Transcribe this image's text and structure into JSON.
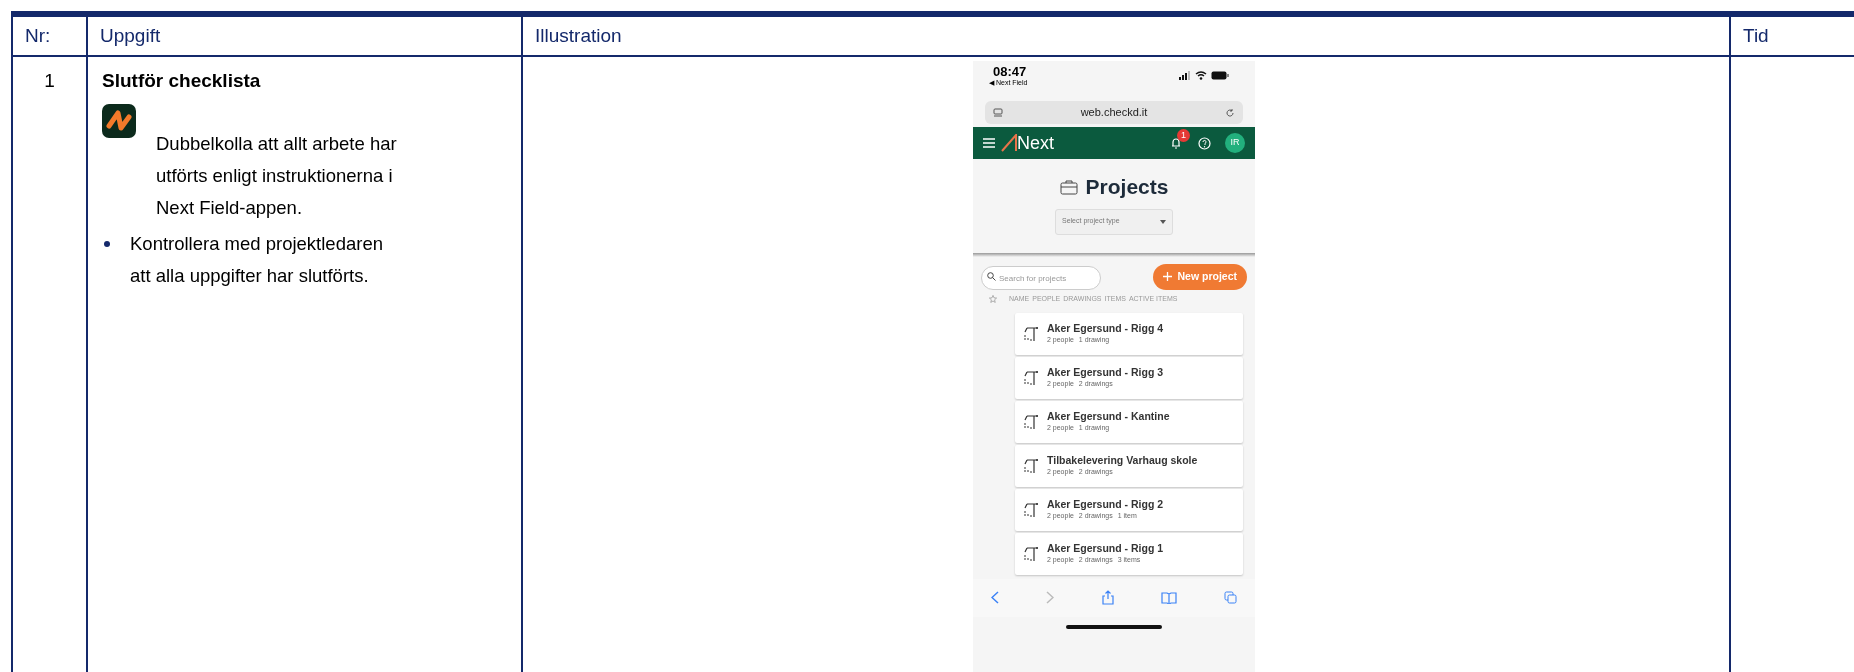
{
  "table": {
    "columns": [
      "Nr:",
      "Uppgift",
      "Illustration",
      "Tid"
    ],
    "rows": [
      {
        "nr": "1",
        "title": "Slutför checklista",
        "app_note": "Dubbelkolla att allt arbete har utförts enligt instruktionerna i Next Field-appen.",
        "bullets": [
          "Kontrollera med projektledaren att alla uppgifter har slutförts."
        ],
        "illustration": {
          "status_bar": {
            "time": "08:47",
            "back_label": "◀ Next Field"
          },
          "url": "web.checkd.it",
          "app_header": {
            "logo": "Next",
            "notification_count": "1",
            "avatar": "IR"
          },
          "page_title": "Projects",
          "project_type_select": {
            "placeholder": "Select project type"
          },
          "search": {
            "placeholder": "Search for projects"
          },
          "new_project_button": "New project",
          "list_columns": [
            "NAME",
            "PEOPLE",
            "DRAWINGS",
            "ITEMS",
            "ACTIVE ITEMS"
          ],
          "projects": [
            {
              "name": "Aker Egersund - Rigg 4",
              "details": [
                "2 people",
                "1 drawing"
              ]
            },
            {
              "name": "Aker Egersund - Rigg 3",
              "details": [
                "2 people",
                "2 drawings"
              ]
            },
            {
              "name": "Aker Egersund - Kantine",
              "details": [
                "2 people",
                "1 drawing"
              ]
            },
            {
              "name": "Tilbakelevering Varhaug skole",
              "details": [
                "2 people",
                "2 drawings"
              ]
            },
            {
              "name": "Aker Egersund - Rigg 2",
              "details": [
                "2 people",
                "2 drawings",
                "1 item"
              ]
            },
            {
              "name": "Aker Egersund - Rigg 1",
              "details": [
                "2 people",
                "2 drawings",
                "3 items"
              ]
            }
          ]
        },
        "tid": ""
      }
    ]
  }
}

_ _ _ _

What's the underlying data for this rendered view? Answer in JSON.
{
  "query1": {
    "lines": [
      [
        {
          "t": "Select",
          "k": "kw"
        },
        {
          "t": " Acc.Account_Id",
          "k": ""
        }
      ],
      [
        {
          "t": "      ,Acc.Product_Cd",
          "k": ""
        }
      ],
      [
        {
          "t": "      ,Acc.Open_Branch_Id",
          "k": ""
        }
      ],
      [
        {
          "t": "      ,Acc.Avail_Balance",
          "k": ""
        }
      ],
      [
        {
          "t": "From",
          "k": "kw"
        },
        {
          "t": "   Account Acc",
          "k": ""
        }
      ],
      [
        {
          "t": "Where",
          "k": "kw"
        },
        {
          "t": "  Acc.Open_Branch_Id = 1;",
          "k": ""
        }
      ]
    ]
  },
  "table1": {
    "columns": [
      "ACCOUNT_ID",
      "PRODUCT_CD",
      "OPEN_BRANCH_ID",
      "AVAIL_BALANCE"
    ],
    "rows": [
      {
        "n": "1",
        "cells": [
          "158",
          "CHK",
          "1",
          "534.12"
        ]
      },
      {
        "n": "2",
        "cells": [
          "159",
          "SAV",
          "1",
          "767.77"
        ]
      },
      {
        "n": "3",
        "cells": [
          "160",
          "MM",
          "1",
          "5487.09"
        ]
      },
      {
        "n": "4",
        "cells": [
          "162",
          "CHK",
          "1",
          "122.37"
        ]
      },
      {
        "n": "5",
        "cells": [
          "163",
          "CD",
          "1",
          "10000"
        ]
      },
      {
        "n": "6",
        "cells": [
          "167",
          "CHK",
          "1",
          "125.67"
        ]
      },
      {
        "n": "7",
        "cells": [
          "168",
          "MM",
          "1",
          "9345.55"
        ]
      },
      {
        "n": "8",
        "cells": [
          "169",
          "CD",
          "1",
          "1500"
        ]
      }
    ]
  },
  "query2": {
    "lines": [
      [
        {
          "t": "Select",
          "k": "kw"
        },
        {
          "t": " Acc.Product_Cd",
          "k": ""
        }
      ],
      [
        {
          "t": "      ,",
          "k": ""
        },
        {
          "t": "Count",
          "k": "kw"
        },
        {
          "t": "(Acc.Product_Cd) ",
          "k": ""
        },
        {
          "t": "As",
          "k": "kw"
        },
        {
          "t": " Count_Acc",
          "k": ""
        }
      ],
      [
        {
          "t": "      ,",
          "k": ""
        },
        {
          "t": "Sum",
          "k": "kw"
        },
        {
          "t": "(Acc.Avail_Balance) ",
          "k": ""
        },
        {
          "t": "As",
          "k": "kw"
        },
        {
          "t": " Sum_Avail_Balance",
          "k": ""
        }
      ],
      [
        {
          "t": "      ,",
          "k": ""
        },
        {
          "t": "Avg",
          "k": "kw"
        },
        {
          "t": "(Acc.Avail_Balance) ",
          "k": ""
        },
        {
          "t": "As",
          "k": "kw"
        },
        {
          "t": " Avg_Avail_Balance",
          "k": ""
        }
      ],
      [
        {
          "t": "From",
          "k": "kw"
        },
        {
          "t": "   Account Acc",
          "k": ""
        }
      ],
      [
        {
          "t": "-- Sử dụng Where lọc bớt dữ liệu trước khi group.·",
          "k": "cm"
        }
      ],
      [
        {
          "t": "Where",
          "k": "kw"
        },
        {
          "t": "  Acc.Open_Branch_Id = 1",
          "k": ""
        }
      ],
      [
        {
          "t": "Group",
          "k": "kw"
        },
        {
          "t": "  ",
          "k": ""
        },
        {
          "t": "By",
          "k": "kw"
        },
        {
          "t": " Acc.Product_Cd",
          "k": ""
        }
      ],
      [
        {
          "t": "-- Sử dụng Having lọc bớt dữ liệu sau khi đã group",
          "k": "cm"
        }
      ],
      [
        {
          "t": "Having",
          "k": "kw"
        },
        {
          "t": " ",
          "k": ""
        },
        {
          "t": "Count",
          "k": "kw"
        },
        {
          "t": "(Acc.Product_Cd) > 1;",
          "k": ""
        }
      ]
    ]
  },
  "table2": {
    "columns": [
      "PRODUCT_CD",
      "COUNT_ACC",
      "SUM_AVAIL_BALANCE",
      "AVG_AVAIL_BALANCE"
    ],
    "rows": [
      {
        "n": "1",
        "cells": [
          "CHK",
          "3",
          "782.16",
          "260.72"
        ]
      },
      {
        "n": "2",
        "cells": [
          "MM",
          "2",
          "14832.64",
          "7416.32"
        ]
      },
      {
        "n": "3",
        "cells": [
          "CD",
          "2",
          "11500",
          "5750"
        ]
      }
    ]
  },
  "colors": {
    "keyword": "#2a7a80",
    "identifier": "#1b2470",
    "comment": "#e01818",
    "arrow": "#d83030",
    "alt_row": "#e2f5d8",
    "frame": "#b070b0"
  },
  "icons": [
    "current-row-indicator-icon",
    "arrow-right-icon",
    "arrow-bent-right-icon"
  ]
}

_ _ _ _

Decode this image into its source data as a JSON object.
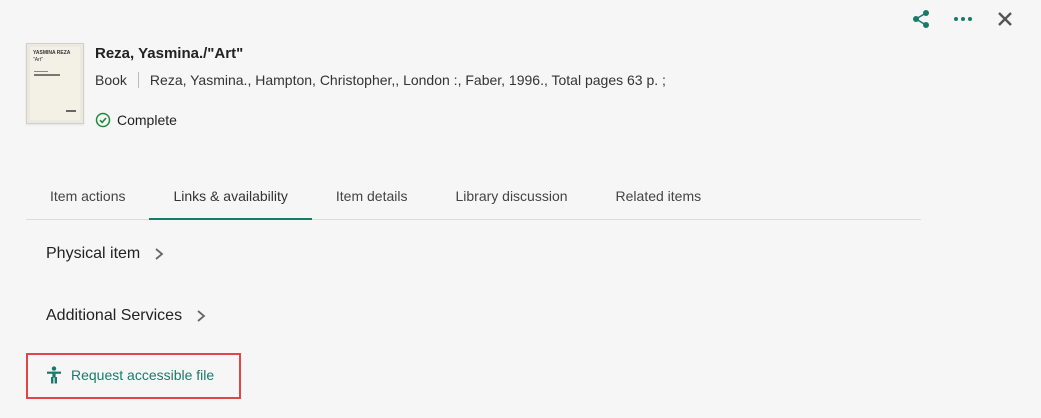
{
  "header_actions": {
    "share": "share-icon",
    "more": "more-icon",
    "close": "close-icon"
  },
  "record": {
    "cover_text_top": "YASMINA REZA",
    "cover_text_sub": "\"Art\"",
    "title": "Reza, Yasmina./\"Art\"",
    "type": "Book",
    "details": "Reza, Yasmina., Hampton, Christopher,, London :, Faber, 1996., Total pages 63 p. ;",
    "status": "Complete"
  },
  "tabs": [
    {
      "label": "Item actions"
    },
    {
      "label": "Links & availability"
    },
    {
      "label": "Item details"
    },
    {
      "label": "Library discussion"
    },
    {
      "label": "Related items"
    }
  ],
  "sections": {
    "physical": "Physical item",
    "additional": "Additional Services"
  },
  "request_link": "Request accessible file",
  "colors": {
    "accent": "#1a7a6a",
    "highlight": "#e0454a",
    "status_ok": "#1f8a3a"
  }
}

_ _ _ _

Copy each line of the listing in which the word "liệu" can be found.

          "t": "-- Sử dụng Where lọc bớt dữ liệu trước khi group.·",
          "t": "-- Sử dụng Having lọc bớt dữ liệu sau khi đã group",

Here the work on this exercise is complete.